*What to do:*
Reproduce the lines of the listing between the line holding "caption: 鏡像体分離に成功 [126,455,302,480]" and the line holding "y-tick-label: -1 [70,142,82,156]", inclusive.

*Recorded information:*

• • • •

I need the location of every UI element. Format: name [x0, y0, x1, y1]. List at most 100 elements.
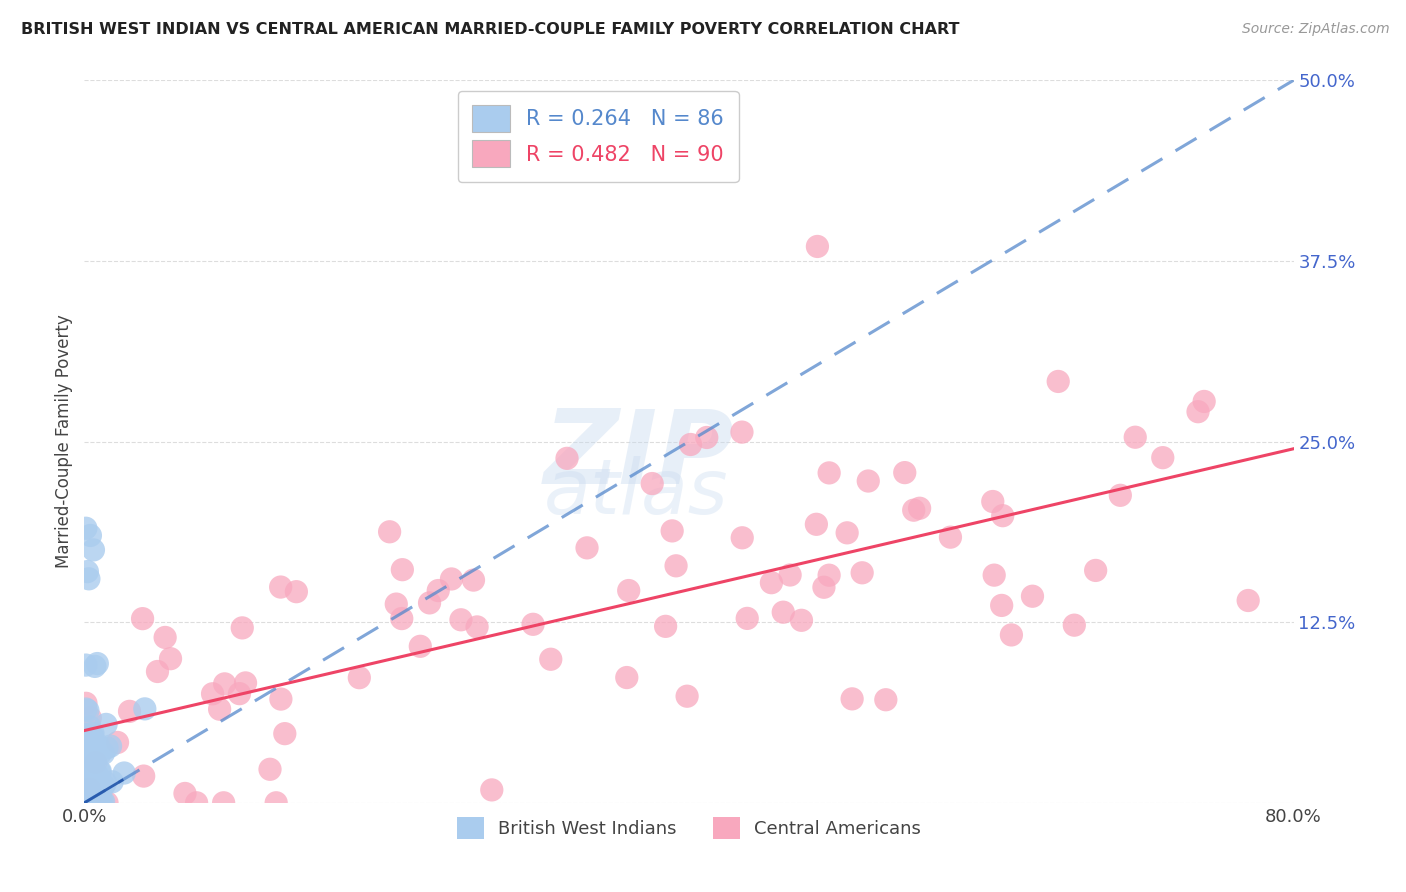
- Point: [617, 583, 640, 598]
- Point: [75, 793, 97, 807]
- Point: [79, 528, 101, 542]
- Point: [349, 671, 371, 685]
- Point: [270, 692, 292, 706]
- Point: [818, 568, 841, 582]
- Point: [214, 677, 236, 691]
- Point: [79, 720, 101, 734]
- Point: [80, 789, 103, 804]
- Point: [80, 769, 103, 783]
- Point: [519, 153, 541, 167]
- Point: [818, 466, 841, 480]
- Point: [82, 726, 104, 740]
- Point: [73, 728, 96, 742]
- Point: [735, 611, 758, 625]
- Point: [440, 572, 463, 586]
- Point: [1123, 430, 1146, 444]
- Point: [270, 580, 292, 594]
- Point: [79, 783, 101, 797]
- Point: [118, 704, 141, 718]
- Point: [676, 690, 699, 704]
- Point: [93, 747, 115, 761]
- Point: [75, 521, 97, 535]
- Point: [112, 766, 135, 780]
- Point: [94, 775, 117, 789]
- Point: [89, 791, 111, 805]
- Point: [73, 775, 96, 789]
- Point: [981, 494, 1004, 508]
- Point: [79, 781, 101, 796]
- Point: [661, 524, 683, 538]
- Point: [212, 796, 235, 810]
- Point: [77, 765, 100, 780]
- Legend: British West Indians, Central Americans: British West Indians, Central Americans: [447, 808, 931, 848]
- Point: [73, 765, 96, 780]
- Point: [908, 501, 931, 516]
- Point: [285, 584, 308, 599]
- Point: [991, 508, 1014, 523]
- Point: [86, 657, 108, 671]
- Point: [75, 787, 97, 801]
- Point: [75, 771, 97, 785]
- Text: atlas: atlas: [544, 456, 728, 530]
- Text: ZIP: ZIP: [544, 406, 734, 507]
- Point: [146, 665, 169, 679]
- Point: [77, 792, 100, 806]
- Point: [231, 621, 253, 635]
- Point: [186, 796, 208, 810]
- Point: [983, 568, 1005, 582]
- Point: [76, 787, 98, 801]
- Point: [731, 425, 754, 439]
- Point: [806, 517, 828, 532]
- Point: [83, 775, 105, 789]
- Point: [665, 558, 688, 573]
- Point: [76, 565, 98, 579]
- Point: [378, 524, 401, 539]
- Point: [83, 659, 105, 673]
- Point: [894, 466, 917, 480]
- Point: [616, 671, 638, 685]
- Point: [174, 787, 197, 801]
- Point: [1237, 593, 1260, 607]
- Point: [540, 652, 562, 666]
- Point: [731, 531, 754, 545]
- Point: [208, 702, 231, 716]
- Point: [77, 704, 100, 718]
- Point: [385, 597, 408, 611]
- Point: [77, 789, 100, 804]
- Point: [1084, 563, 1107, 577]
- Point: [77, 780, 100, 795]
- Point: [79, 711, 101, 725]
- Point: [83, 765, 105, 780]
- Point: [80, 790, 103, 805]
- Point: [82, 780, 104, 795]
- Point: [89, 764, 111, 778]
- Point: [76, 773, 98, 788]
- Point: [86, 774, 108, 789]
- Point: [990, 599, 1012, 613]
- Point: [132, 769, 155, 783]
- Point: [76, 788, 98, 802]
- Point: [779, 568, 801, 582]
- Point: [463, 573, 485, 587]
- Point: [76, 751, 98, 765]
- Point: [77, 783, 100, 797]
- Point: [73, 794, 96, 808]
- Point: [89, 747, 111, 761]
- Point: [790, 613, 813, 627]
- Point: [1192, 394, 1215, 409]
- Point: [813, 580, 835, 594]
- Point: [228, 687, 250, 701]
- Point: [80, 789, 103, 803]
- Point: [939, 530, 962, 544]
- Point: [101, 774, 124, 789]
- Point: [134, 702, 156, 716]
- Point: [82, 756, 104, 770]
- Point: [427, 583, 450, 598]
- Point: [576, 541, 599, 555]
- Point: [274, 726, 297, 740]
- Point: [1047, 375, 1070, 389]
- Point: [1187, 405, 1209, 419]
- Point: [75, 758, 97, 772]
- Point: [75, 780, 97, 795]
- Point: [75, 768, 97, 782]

• • • •

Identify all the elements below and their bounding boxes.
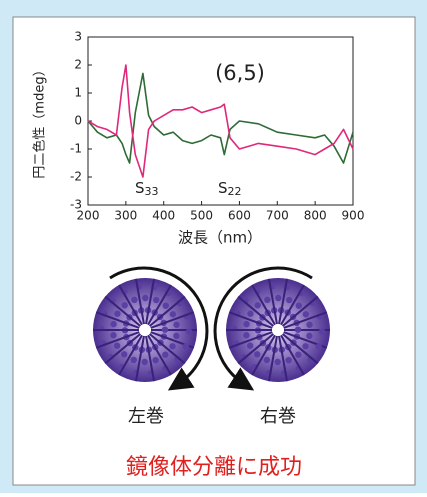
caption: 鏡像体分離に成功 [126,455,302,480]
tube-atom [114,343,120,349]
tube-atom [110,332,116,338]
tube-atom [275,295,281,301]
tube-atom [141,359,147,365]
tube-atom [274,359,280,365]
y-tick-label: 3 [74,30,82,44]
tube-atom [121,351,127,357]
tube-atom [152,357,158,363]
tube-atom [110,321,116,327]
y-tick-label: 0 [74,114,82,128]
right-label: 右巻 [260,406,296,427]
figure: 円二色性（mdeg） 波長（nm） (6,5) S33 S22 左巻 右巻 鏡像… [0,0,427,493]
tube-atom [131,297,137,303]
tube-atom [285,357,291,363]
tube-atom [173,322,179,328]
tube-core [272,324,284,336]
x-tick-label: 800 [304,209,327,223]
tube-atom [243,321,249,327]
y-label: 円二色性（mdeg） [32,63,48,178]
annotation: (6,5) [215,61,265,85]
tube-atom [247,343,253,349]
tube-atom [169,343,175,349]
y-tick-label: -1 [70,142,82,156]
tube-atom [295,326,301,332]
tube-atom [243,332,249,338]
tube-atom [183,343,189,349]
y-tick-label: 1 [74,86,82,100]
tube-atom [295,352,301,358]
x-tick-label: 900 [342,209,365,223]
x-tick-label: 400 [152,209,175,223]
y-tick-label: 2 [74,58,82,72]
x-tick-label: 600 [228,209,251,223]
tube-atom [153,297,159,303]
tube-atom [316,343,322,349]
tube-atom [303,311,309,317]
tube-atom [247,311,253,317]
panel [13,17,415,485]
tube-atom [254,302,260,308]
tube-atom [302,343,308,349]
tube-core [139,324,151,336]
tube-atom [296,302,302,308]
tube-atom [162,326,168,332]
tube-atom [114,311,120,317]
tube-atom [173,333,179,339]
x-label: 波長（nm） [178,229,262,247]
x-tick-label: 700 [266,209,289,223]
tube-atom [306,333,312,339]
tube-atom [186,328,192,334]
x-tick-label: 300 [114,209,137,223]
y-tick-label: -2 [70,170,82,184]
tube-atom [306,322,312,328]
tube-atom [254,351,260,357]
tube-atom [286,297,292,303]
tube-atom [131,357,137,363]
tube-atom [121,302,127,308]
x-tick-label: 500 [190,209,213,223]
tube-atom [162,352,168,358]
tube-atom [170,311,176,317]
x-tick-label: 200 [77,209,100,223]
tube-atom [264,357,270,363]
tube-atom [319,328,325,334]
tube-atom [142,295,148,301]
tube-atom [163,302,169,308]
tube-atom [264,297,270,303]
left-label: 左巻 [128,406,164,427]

• • • •

*Exercise output:*
caption: 鏡像体分離に成功 [126,455,302,480]
tube-atom [114,343,120,349]
tube-atom [110,332,116,338]
tube-atom [275,295,281,301]
tube-atom [141,359,147,365]
tube-atom [274,359,280,365]
y-tick-label: 3 [74,30,82,44]
tube-atom [121,351,127,357]
tube-atom [152,357,158,363]
tube-atom [110,321,116,327]
y-tick-label: 0 [74,114,82,128]
right-label: 右巻 [260,406,296,427]
figure: 円二色性（mdeg） 波長（nm） (6,5) S33 S22 左巻 右巻 鏡像… [0,0,427,493]
tube-atom [131,297,137,303]
tube-atom [285,357,291,363]
tube-atom [173,322,179,328]
tube-core [272,324,284,336]
x-tick-label: 800 [304,209,327,223]
tube-atom [243,321,249,327]
y-label: 円二色性（mdeg） [32,63,48,178]
annotation: (6,5) [215,61,265,85]
tube-atom [247,343,253,349]
tube-atom [169,343,175,349]
y-tick-label: -1 [70,142,82,156]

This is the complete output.